Your task
The answer is one number: how many lines in the data below hold "screenshot".

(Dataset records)

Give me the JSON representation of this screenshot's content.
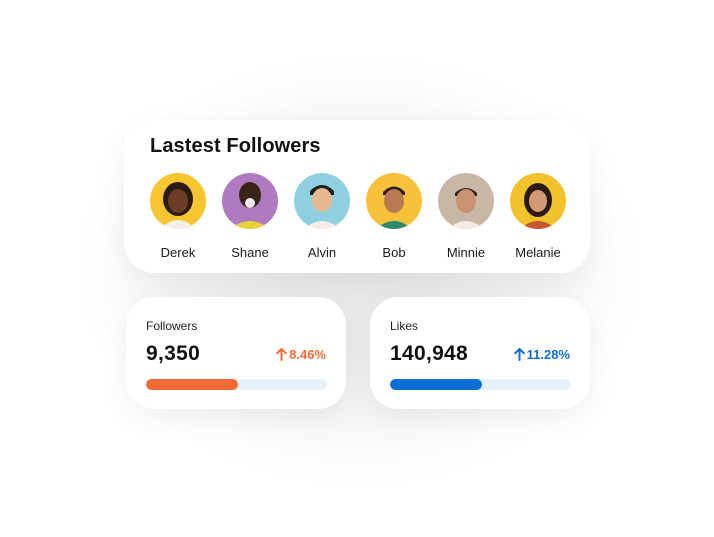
{
  "followers_card": {
    "title": "Lastest Followers",
    "followers": [
      {
        "name": "Derek",
        "bg": "#f7c530"
      },
      {
        "name": "Shane",
        "bg": "#b07ac0"
      },
      {
        "name": "Alvin",
        "bg": "#8fd0e0"
      },
      {
        "name": "Bob",
        "bg": "#f7c13a"
      },
      {
        "name": "Minnie",
        "bg": "#c9b7a6"
      },
      {
        "name": "Melanie",
        "bg": "#f2c22c"
      }
    ]
  },
  "stats": {
    "followers": {
      "label": "Followers",
      "value": "9,350",
      "change": "8.46%",
      "color": "#f46a35",
      "progress": 0.51
    },
    "likes": {
      "label": "Likes",
      "value": "140,948",
      "change": "11.28%",
      "color": "#0b6fd6",
      "progress": 0.51
    }
  },
  "colors": {
    "track": "#e6f0fb"
  },
  "icons": {
    "change_arrow": "arrow-up-icon"
  }
}
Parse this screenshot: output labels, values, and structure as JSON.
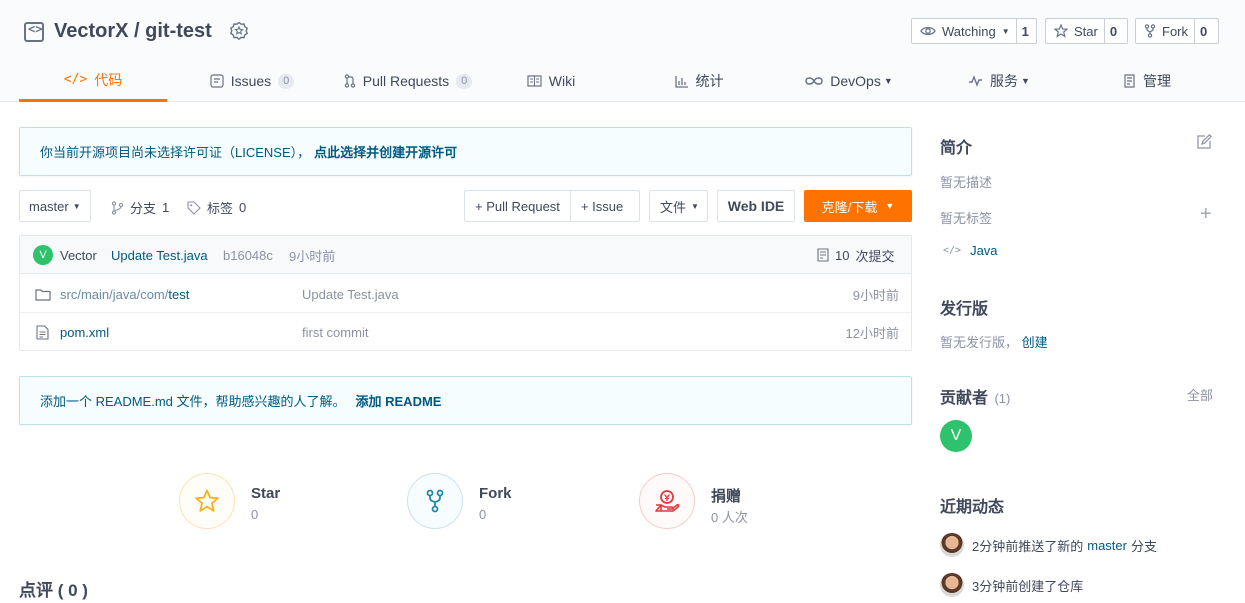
{
  "repo": {
    "owner": "VectorX",
    "separator": " / ",
    "name": "git-test"
  },
  "header_buttons": {
    "watching_label": "Watching",
    "watching_count": "1",
    "star_label": "Star",
    "star_count": "0",
    "fork_label": "Fork",
    "fork_count": "0"
  },
  "tabs": [
    {
      "label": "代码",
      "icon": "code-icon",
      "active": true
    },
    {
      "label": "Issues",
      "count": "0",
      "icon": "issues-icon"
    },
    {
      "label": "Pull Requests",
      "count": "0",
      "icon": "pull-request-icon"
    },
    {
      "label": "Wiki",
      "icon": "wiki-icon"
    },
    {
      "label": "统计",
      "icon": "stats-icon"
    },
    {
      "label": "DevOps",
      "icon": "devops-icon",
      "dropdown": true
    },
    {
      "label": "服务",
      "icon": "service-icon",
      "dropdown": true
    },
    {
      "label": "管理",
      "icon": "manage-icon"
    }
  ],
  "license_notice": {
    "text": "你当前开源项目尚未选择许可证（LICENSE），",
    "link": "点此选择并创建开源许可"
  },
  "toolbar": {
    "branch": "master",
    "branches_label": "分支",
    "branches_count": "1",
    "tags_label": "标签",
    "tags_count": "0",
    "pull_request_button": "+ Pull Request",
    "issue_button": "+ Issue",
    "file_button": "文件",
    "web_ide_button": "Web IDE",
    "clone_button": "克隆/下载"
  },
  "last_commit": {
    "avatar_letter": "V",
    "author": "Vector",
    "message": "Update Test.java",
    "hash": "b16048c",
    "time": "9小时前",
    "commits_count": "10",
    "commits_label": "次提交"
  },
  "files": [
    {
      "icon": "folder-icon",
      "path_prefix": "src/main/java/com/",
      "name": "test",
      "message": "Update Test.java",
      "time": "9小时前"
    },
    {
      "icon": "file-icon",
      "path_prefix": "",
      "name": "pom.xml",
      "message": "first commit",
      "time": "12小时前"
    }
  ],
  "readme_notice": {
    "text": "添加一个 README.md 文件，帮助感兴趣的人了解。",
    "link": "添加 README"
  },
  "stats": {
    "star_title": "Star",
    "star_value": "0",
    "fork_title": "Fork",
    "fork_value": "0",
    "donate_title": "捐赠",
    "donate_value": "0 人次"
  },
  "comments_heading": "点评 ( 0 )",
  "sidebar": {
    "intro_heading": "简介",
    "no_description": "暂无描述",
    "no_tags": "暂无标签",
    "language": "Java",
    "releases_heading": "发行版",
    "no_releases": "暂无发行版，",
    "create_link": "创建",
    "contributors_heading": "贡献者",
    "contributors_count": "(1)",
    "all_link": "全部",
    "contributor_letter": "V",
    "activity_heading": "近期动态",
    "activity": [
      {
        "prefix": "2分钟前推送了新的",
        "branch": "master",
        "suffix": "分支"
      },
      {
        "prefix": "3分钟前创建了仓库",
        "branch": "",
        "suffix": ""
      }
    ]
  },
  "colors": {
    "accent": "#fe7300",
    "link": "#005980",
    "green": "#2dc26b"
  }
}
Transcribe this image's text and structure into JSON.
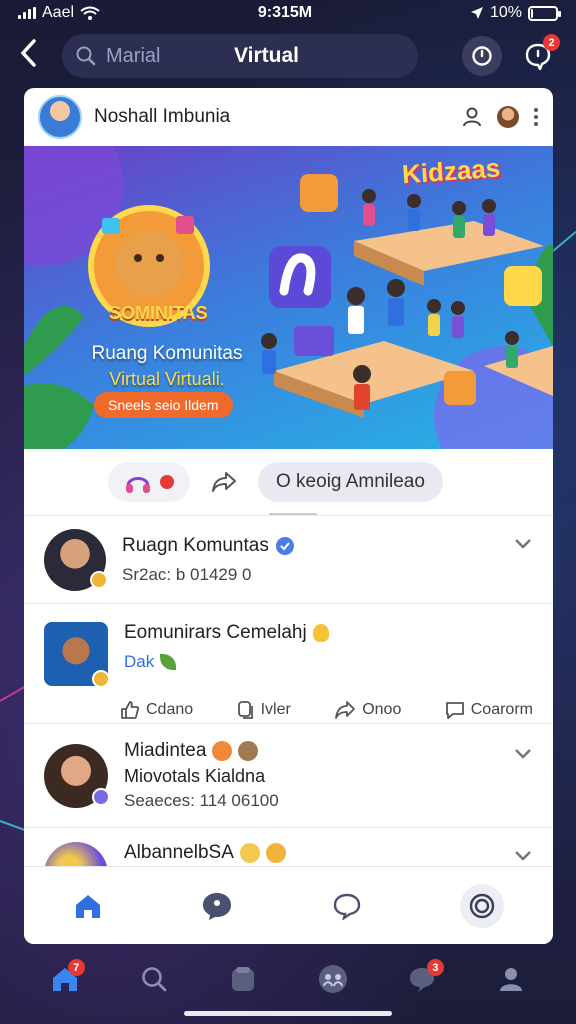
{
  "status_bar": {
    "carrier": "Aael",
    "time": "9:315M",
    "battery": "10%",
    "battery_level": 0.1
  },
  "top_nav": {
    "search_placeholder": "Marial",
    "title": "Virtual"
  },
  "post": {
    "group_name": "Noshall Imbunia",
    "banner": {
      "emblem_text": "SOMINITAS",
      "kids_text": "Kidzaas",
      "line1": "Ruang Komunitas",
      "line2": "Virtual Virtuali.",
      "cta": "Sneels seio Ildem"
    },
    "comment_placeholder": "O keoig Amnileao"
  },
  "feed": [
    {
      "name": "Ruagn Komuntas",
      "sub": "Sr2ac: b 01429 0",
      "verified": true
    },
    {
      "name": "Eomunirars Cemelahj",
      "sub": "Dak"
    },
    {
      "name": "Miadintea",
      "line2": "Miovotals Kialdna",
      "sub": "Seaeces: 114 06100"
    },
    {
      "name": "AlbannelbSA"
    }
  ],
  "reactions": [
    {
      "icon": "thumbs-up-icon",
      "label": "Cdano"
    },
    {
      "icon": "copy-icon",
      "label": "Ivler"
    },
    {
      "icon": "share-icon",
      "label": "Onoo"
    },
    {
      "icon": "comment-icon",
      "label": "Coarorm"
    }
  ],
  "notifications": {
    "nav_badge": "2",
    "home_badge": "7",
    "chat_badge": "3"
  },
  "colors": {
    "accent": "#2f6fe0",
    "badge": "#e53935",
    "background": "#1d1f3a"
  }
}
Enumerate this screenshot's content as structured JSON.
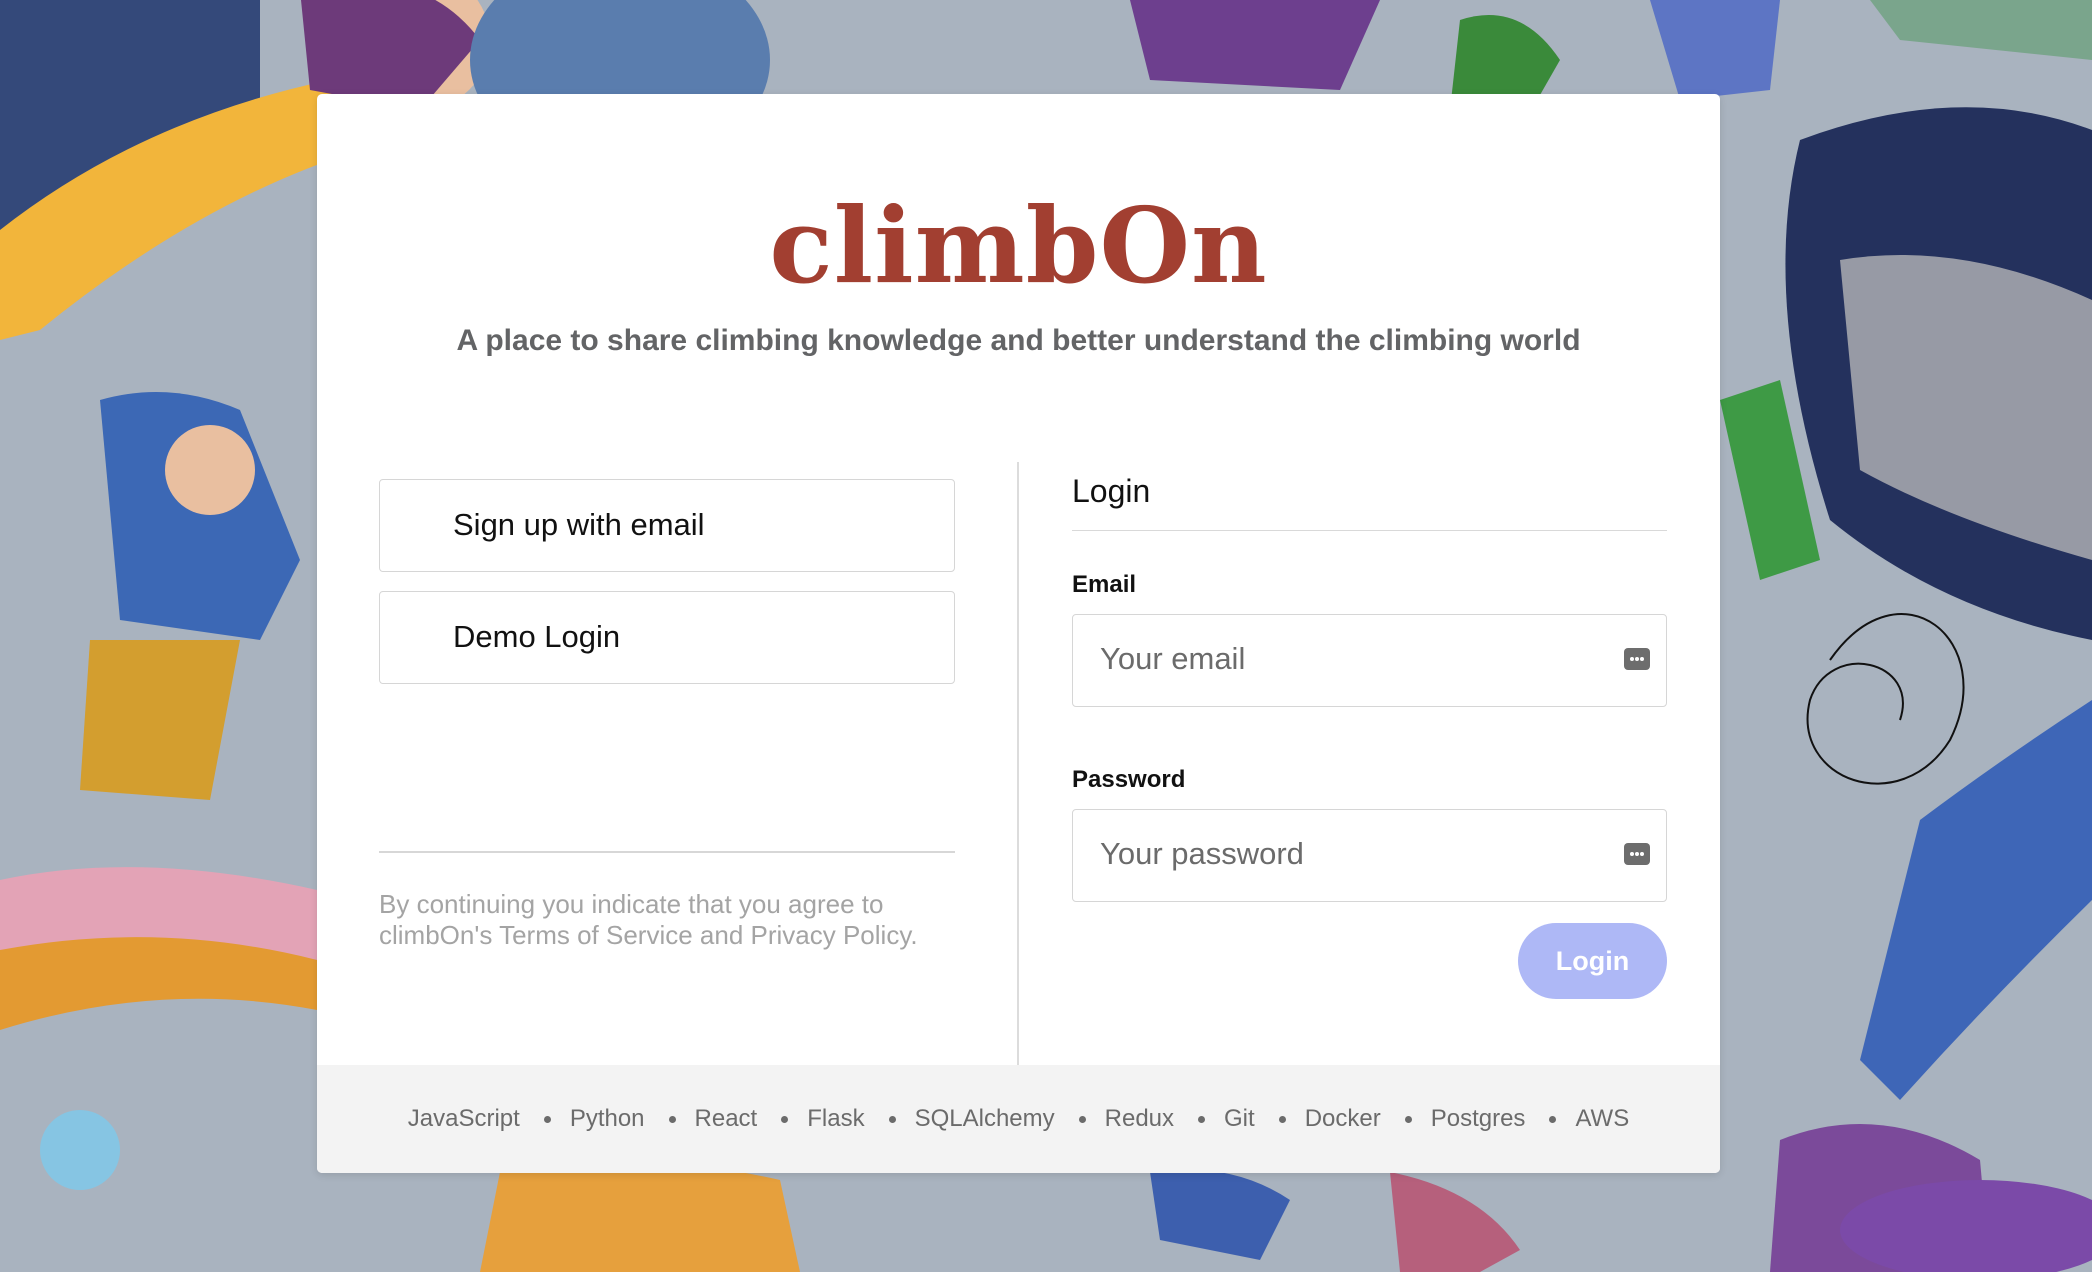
{
  "brand": {
    "title": "climbOn",
    "tagline": "A place to share climbing knowledge and better understand the climbing world"
  },
  "signup": {
    "email_button_label": "Sign up with email",
    "demo_button_label": "Demo Login",
    "terms_text": "By continuing you indicate that you agree to climbOn's Terms of Service and Privacy Policy."
  },
  "login": {
    "heading": "Login",
    "email_label": "Email",
    "email_placeholder": "Your email",
    "email_value": "",
    "password_label": "Password",
    "password_placeholder": "Your password",
    "password_value": "",
    "submit_label": "Login"
  },
  "footer": {
    "technologies": [
      "JavaScript",
      "Python",
      "React",
      "Flask",
      "SQLAlchemy",
      "Redux",
      "Git",
      "Docker",
      "Postgres",
      "AWS"
    ]
  },
  "colors": {
    "brand": "#a23f31",
    "login_button": "#aeb8f6",
    "footer_bg": "#f3f3f3"
  },
  "icons": {
    "input_autofill": "password-manager-key-icon"
  }
}
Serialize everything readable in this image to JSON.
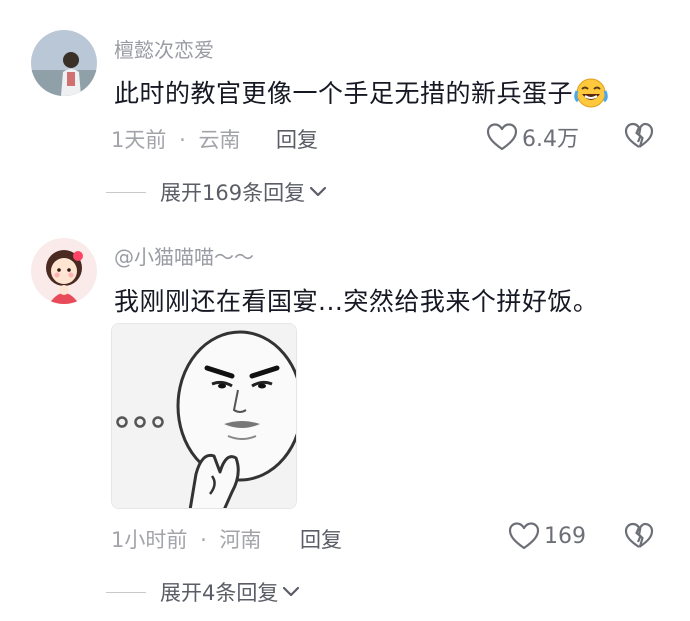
{
  "comments": [
    {
      "username": "檀懿次恋爱",
      "content": "此时的教官更像一个手足无措的新兵蛋子",
      "emoji_icon": "laugh-cry-emoji-icon",
      "time": "1天前",
      "separator": "·",
      "location": "云南",
      "reply_label": "回复",
      "likes": "6.4万",
      "expand_label": "展开169条回复"
    },
    {
      "username": "@小猫喵喵～～",
      "content": "我刚刚还在看国宴...突然给我来个拼好饭。",
      "sticker_icon": "thinking-meme-face-sticker",
      "time": "1小时前",
      "separator": "·",
      "location": "河南",
      "reply_label": "回复",
      "likes": "169",
      "expand_label": "展开4条回复"
    }
  ],
  "colors": {
    "primary_text": "#161823",
    "secondary_text": "#9a9ca3",
    "action_text": "#5b5d66"
  }
}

Correct output
3